# What this task involves
Pick out each line of the records in which the word "months" appears.

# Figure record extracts
(begin)

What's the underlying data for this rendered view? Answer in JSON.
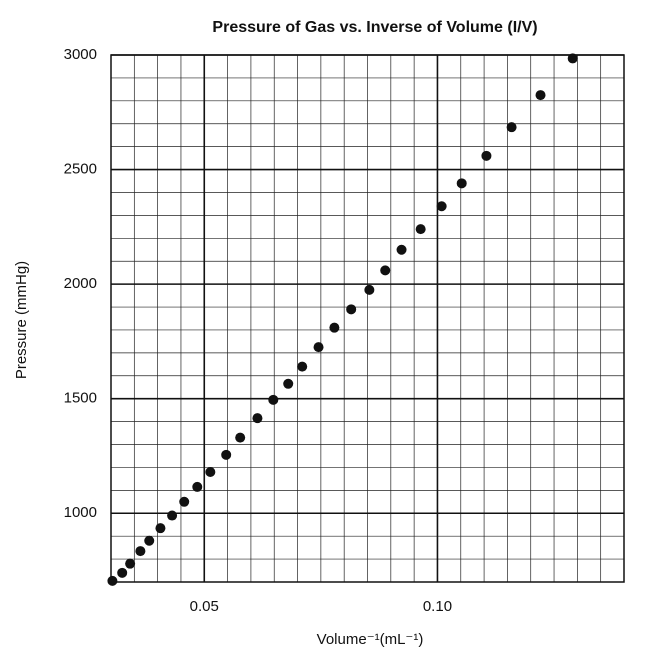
{
  "chart_data": {
    "type": "scatter",
    "title": "Pressure of Gas vs. Inverse of Volume (I/V)",
    "xlabel": "Volume⁻¹(mL⁻¹)",
    "ylabel": "Pressure (mmHg)",
    "x": [
      0.0303,
      0.0324,
      0.0341,
      0.0363,
      0.0382,
      0.0406,
      0.0431,
      0.0457,
      0.0485,
      0.0513,
      0.0547,
      0.0577,
      0.0614,
      0.0648,
      0.068,
      0.071,
      0.0745,
      0.0779,
      0.0815,
      0.0854,
      0.0888,
      0.0923,
      0.0964,
      0.1009,
      0.1052,
      0.1105,
      0.1159,
      0.1221,
      0.129
    ],
    "values": [
      705,
      740,
      780,
      835,
      880,
      935,
      990,
      1050,
      1115,
      1180,
      1255,
      1330,
      1415,
      1495,
      1565,
      1640,
      1725,
      1810,
      1890,
      1975,
      2060,
      2150,
      2240,
      2340,
      2440,
      2560,
      2685,
      2825,
      2985
    ],
    "color": "#111111",
    "xlim": [
      0.03,
      0.14
    ],
    "ylim": [
      700,
      3000
    ],
    "xticks": [
      0.05,
      {
        "value": 0.1,
        "label": "0.10"
      }
    ],
    "yticks": [
      1000,
      1500,
      2000,
      2500,
      3000
    ],
    "grid": {
      "x_step": 0.005,
      "y_step": 100
    }
  }
}
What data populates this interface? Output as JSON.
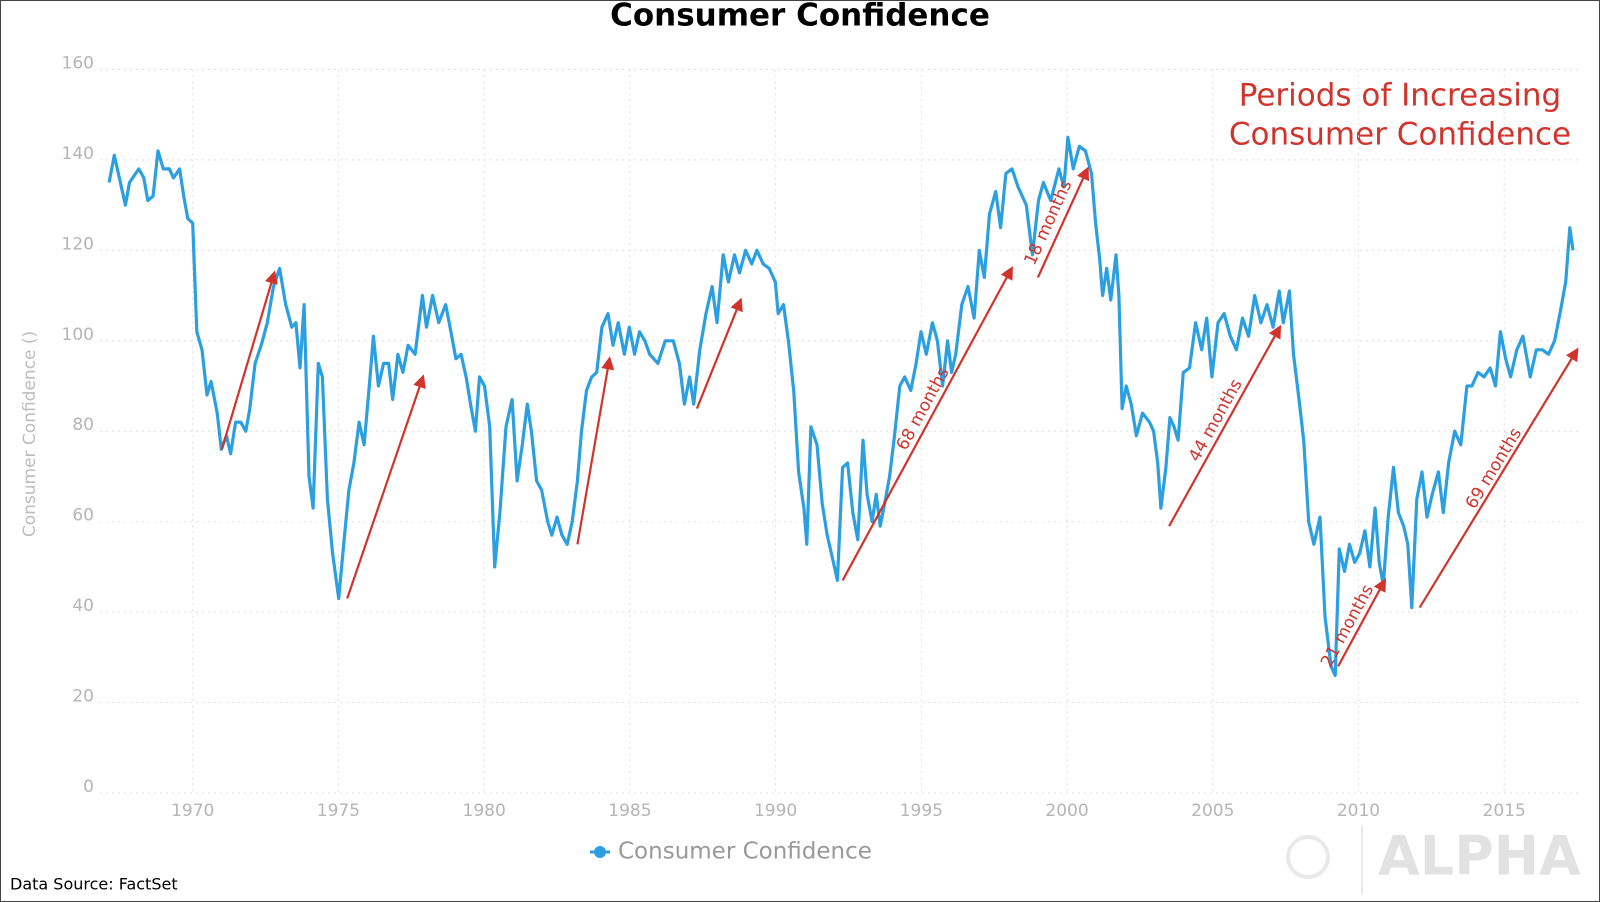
{
  "chart_data": {
    "type": "line",
    "title": "Consumer Confidence",
    "y_label": "Consumer Confidence ()",
    "x": [
      1967.13,
      1967.31,
      1967.52,
      1967.69,
      1967.83,
      1968.15,
      1968.32,
      1968.46,
      1968.64,
      1968.81,
      1968.99,
      1969.2,
      1969.34,
      1969.55,
      1969.69,
      1969.83,
      1970.0,
      1970.14,
      1970.32,
      1970.49,
      1970.63,
      1970.84,
      1970.98,
      1971.16,
      1971.3,
      1971.47,
      1971.65,
      1971.82,
      1971.96,
      1972.14,
      1972.35,
      1972.56,
      1972.77,
      1972.98,
      1973.19,
      1973.4,
      1973.54,
      1973.68,
      1973.82,
      1973.99,
      1974.13,
      1974.31,
      1974.45,
      1974.62,
      1974.8,
      1975.01,
      1975.18,
      1975.36,
      1975.53,
      1975.71,
      1975.88,
      1976.06,
      1976.2,
      1976.37,
      1976.55,
      1976.72,
      1976.86,
      1977.04,
      1977.21,
      1977.39,
      1977.63,
      1977.88,
      1978.02,
      1978.23,
      1978.44,
      1978.68,
      1978.86,
      1979.03,
      1979.21,
      1979.38,
      1979.56,
      1979.7,
      1979.84,
      1980.01,
      1980.19,
      1980.36,
      1980.54,
      1980.75,
      1980.96,
      1981.13,
      1981.31,
      1981.48,
      1981.62,
      1981.8,
      1981.97,
      1982.18,
      1982.32,
      1982.5,
      1982.67,
      1982.85,
      1983.02,
      1983.2,
      1983.34,
      1983.51,
      1983.69,
      1983.86,
      1984.04,
      1984.25,
      1984.42,
      1984.6,
      1984.81,
      1984.98,
      1985.16,
      1985.33,
      1985.51,
      1985.68,
      1985.96,
      1986.21,
      1986.49,
      1986.7,
      1986.87,
      1987.05,
      1987.19,
      1987.4,
      1987.61,
      1987.82,
      1987.99,
      1988.2,
      1988.38,
      1988.59,
      1988.76,
      1988.97,
      1989.18,
      1989.36,
      1989.57,
      1989.78,
      1989.99,
      1990.09,
      1990.27,
      1990.44,
      1990.62,
      1990.79,
      1990.97,
      1991.07,
      1991.21,
      1991.42,
      1991.6,
      1991.77,
      1991.95,
      1992.12,
      1992.3,
      1992.47,
      1992.65,
      1992.82,
      1993.0,
      1993.14,
      1993.31,
      1993.45,
      1993.59,
      1993.77,
      1993.91,
      1994.08,
      1994.26,
      1994.43,
      1994.64,
      1994.82,
      1994.99,
      1995.17,
      1995.38,
      1995.55,
      1995.73,
      1995.9,
      1996.04,
      1996.18,
      1996.39,
      1996.6,
      1996.81,
      1996.99,
      1997.16,
      1997.34,
      1997.55,
      1997.72,
      1997.9,
      1998.11,
      1998.32,
      1998.6,
      1998.81,
      1999.02,
      1999.19,
      1999.44,
      1999.72,
      1999.89,
      2000.03,
      2000.21,
      2000.42,
      2000.63,
      2000.84,
      2000.98,
      2001.12,
      2001.22,
      2001.36,
      2001.5,
      2001.68,
      2001.78,
      2001.89,
      2002.03,
      2002.2,
      2002.38,
      2002.59,
      2002.83,
      2002.97,
      2003.11,
      2003.22,
      2003.39,
      2003.53,
      2003.67,
      2003.81,
      2003.99,
      2004.2,
      2004.41,
      2004.62,
      2004.79,
      2004.97,
      2005.18,
      2005.39,
      2005.6,
      2005.81,
      2006.02,
      2006.23,
      2006.44,
      2006.65,
      2006.86,
      2007.07,
      2007.28,
      2007.42,
      2007.63,
      2007.77,
      2007.94,
      2008.12,
      2008.29,
      2008.47,
      2008.68,
      2008.85,
      2009.06,
      2009.2,
      2009.34,
      2009.52,
      2009.69,
      2009.87,
      2010.04,
      2010.22,
      2010.39,
      2010.57,
      2010.71,
      2010.85,
      2011.02,
      2011.2,
      2011.37,
      2011.55,
      2011.69,
      2011.83,
      2012.0,
      2012.18,
      2012.35,
      2012.53,
      2012.74,
      2012.91,
      2013.09,
      2013.3,
      2013.51,
      2013.72,
      2013.89,
      2014.1,
      2014.31,
      2014.52,
      2014.7,
      2014.87,
      2015.05,
      2015.22,
      2015.43,
      2015.64,
      2015.89,
      2016.1,
      2016.31,
      2016.52,
      2016.73,
      2016.94,
      2017.11,
      2017.25,
      2017.36
    ],
    "series": [
      {
        "name": "Consumer Confidence",
        "color": "#2b9fe0",
        "values": [
          135,
          141,
          135,
          130,
          135,
          138,
          136,
          131,
          132,
          142,
          138,
          138,
          136,
          138,
          132,
          127,
          126,
          102,
          98,
          88,
          91,
          84,
          76,
          79,
          75,
          82,
          82,
          80,
          85,
          95,
          99,
          104,
          112,
          116,
          108,
          103,
          104,
          94,
          108,
          70,
          63,
          95,
          92,
          65,
          53,
          43,
          55,
          67,
          73,
          82,
          77,
          90,
          101,
          90,
          95,
          95,
          87,
          97,
          93,
          99,
          97,
          110,
          103,
          110,
          104,
          108,
          102,
          96,
          97,
          92,
          85,
          80,
          92,
          90,
          81,
          50,
          62,
          81,
          87,
          69,
          77,
          86,
          80,
          69,
          67,
          60,
          57,
          61,
          57,
          55,
          60,
          69,
          80,
          89,
          92,
          93,
          103,
          106,
          99,
          104,
          97,
          103,
          97,
          102,
          100,
          97,
          95,
          100,
          100,
          95,
          86,
          92,
          86,
          98,
          106,
          112,
          104,
          119,
          113,
          119,
          115,
          120,
          117,
          120,
          117,
          116,
          113,
          106,
          108,
          100,
          89,
          71,
          63,
          55,
          81,
          77,
          64,
          57,
          52,
          47,
          72,
          73,
          62,
          56,
          78,
          66,
          60,
          66,
          59,
          65,
          70,
          79,
          90,
          92,
          89,
          95,
          102,
          97,
          104,
          100,
          90,
          100,
          93,
          97,
          108,
          112,
          105,
          120,
          114,
          128,
          133,
          125,
          137,
          138,
          134,
          130,
          119,
          131,
          135,
          131,
          138,
          134,
          145,
          138,
          143,
          142,
          137,
          126,
          118,
          110,
          116,
          109,
          119,
          110,
          85,
          90,
          86,
          79,
          84,
          82,
          80,
          73,
          63,
          72,
          83,
          81,
          78,
          93,
          94,
          104,
          98,
          105,
          92,
          104,
          106,
          101,
          98,
          105,
          101,
          110,
          104,
          108,
          103,
          111,
          104,
          111,
          97,
          88,
          78,
          60,
          55,
          61,
          39,
          28,
          26,
          54,
          49,
          55,
          51,
          53,
          58,
          50,
          63,
          51,
          46,
          61,
          72,
          62,
          59,
          55,
          41,
          65,
          71,
          61,
          66,
          71,
          62,
          73,
          80,
          77,
          90,
          90,
          93,
          92,
          94,
          90,
          102,
          96,
          92,
          98,
          101,
          92,
          98,
          98,
          97,
          100,
          107,
          113,
          125,
          120
        ]
      }
    ],
    "xlim": [
      1966.75,
      2017.6
    ],
    "ylim": [
      0,
      160
    ],
    "xticks": [
      1970,
      1975,
      1980,
      1985,
      1990,
      1995,
      2000,
      2005,
      2010,
      2015
    ],
    "yticks": [
      0,
      20,
      40,
      60,
      80,
      100,
      120,
      140,
      160
    ],
    "grid": true,
    "legend": "bottom",
    "annotation": [
      "Periods of Increasing",
      "Consumer Confidence"
    ],
    "arrow_color": "#d0342c",
    "arrows": [
      {
        "x": [
          1971.0,
          1972.8
        ],
        "y": [
          76,
          115
        ]
      },
      {
        "x": [
          1975.3,
          1977.9
        ],
        "y": [
          43,
          92
        ]
      },
      {
        "x": [
          1983.2,
          1984.3
        ],
        "y": [
          55,
          96
        ]
      },
      {
        "x": [
          1987.3,
          1988.8
        ],
        "y": [
          85,
          109
        ]
      },
      {
        "x": [
          1992.3,
          1998.1
        ],
        "y": [
          47,
          116
        ],
        "label": "68 months"
      },
      {
        "x": [
          1999.0,
          2000.7
        ],
        "y": [
          114,
          138
        ],
        "label": "18 months"
      },
      {
        "x": [
          2003.5,
          2007.3
        ],
        "y": [
          59,
          103
        ],
        "label": "44 months"
      },
      {
        "x": [
          2009.3,
          2010.9
        ],
        "y": [
          28,
          47
        ],
        "label": "21 months"
      },
      {
        "x": [
          2012.1,
          2017.5
        ],
        "y": [
          41,
          98
        ],
        "label": "69 months"
      }
    ]
  },
  "source": "Data Source: FactSet",
  "watermark": "ALPHA HAT"
}
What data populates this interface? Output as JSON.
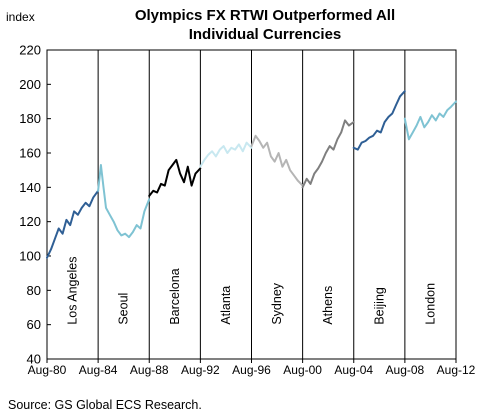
{
  "chart_data": {
    "type": "line",
    "title_lines": [
      "Olympics FX RTWI  Outperformed  All",
      "Individual Currencies"
    ],
    "ylabel": "index",
    "ylim": [
      40,
      220
    ],
    "yticks": [
      "40",
      "60",
      "80",
      "100",
      "120",
      "140",
      "160",
      "180",
      "200",
      "220"
    ],
    "xlim": [
      1980.583,
      2012.583
    ],
    "x_tick_labels": [
      "Aug-80",
      "Aug-84",
      "Aug-88",
      "Aug-92",
      "Aug-96",
      "Aug-00",
      "Aug-04",
      "Aug-08",
      "Aug-12"
    ],
    "grid": false,
    "source": "Source: GS Global ECS Research.",
    "periods": [
      {
        "label": "Los Angeles",
        "color": "#2f5f95",
        "x": [
          1980.58,
          1980.9,
          1981.2,
          1981.5,
          1981.8,
          1982.1,
          1982.4,
          1982.7,
          1983.0,
          1983.3,
          1983.6,
          1983.9,
          1984.2,
          1984.58
        ],
        "y": [
          99,
          104,
          110,
          116,
          113,
          121,
          118,
          126,
          124,
          128,
          131,
          129,
          134,
          138
        ]
      },
      {
        "label": "Seoul",
        "color": "#7fc3d3",
        "x": [
          1984.58,
          1984.8,
          1985.0,
          1985.2,
          1985.5,
          1985.8,
          1986.1,
          1986.4,
          1986.7,
          1987.0,
          1987.3,
          1987.6,
          1987.9,
          1988.2,
          1988.58
        ],
        "y": [
          138,
          153,
          140,
          128,
          124,
          120,
          115,
          112,
          113,
          111,
          114,
          118,
          116,
          126,
          133
        ]
      },
      {
        "label": "Barcelona",
        "color": "#000000",
        "x": [
          1988.58,
          1988.9,
          1989.2,
          1989.5,
          1989.8,
          1990.1,
          1990.4,
          1990.7,
          1991.0,
          1991.3,
          1991.6,
          1991.9,
          1992.2,
          1992.58
        ],
        "y": [
          135,
          138,
          137,
          142,
          141,
          150,
          153,
          156,
          148,
          143,
          152,
          141,
          148,
          151
        ]
      },
      {
        "label": "Atlanta",
        "color": "#c8e8f0",
        "x": [
          1992.58,
          1992.9,
          1993.2,
          1993.5,
          1993.8,
          1994.1,
          1994.4,
          1994.7,
          1995.0,
          1995.3,
          1995.6,
          1995.9,
          1996.2,
          1996.58
        ],
        "y": [
          152,
          156,
          159,
          161,
          158,
          162,
          164,
          160,
          163,
          162,
          165,
          161,
          166,
          163
        ]
      },
      {
        "label": "Sydney",
        "color": "#b5b5b5",
        "x": [
          1996.58,
          1996.9,
          1997.2,
          1997.5,
          1997.8,
          1998.1,
          1998.4,
          1998.7,
          1999.0,
          1999.3,
          1999.6,
          1999.9,
          2000.2,
          2000.58
        ],
        "y": [
          164,
          170,
          167,
          163,
          166,
          158,
          155,
          160,
          152,
          156,
          150,
          147,
          144,
          141
        ]
      },
      {
        "label": "Athens",
        "color": "#7f7f7f",
        "x": [
          2000.58,
          2000.9,
          2001.2,
          2001.5,
          2001.8,
          2002.1,
          2002.4,
          2002.7,
          2003.0,
          2003.3,
          2003.6,
          2003.9,
          2004.2,
          2004.58
        ],
        "y": [
          140,
          145,
          142,
          148,
          151,
          155,
          160,
          164,
          162,
          168,
          172,
          179,
          176,
          178
        ]
      },
      {
        "label": "Beijing",
        "color": "#2f5f95",
        "x": [
          2004.58,
          2004.9,
          2005.2,
          2005.5,
          2005.8,
          2006.1,
          2006.4,
          2006.7,
          2007.0,
          2007.3,
          2007.6,
          2007.9,
          2008.2,
          2008.58
        ],
        "y": [
          163,
          162,
          166,
          167,
          169,
          170,
          173,
          172,
          178,
          181,
          183,
          188,
          193,
          196
        ]
      },
      {
        "label": "London",
        "color": "#7fc3d3",
        "x": [
          2008.58,
          2008.9,
          2009.2,
          2009.5,
          2009.8,
          2010.1,
          2010.4,
          2010.7,
          2011.0,
          2011.3,
          2011.6,
          2011.9,
          2012.2,
          2012.58
        ],
        "y": [
          180,
          168,
          172,
          176,
          181,
          175,
          178,
          182,
          179,
          183,
          181,
          185,
          187,
          190
        ]
      }
    ]
  }
}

(end)

# Exercise solution
        "label": "68 months"
        "label": "18 months"
        "label": "44 months"
        "label": "21 months"
        "label": "69 months"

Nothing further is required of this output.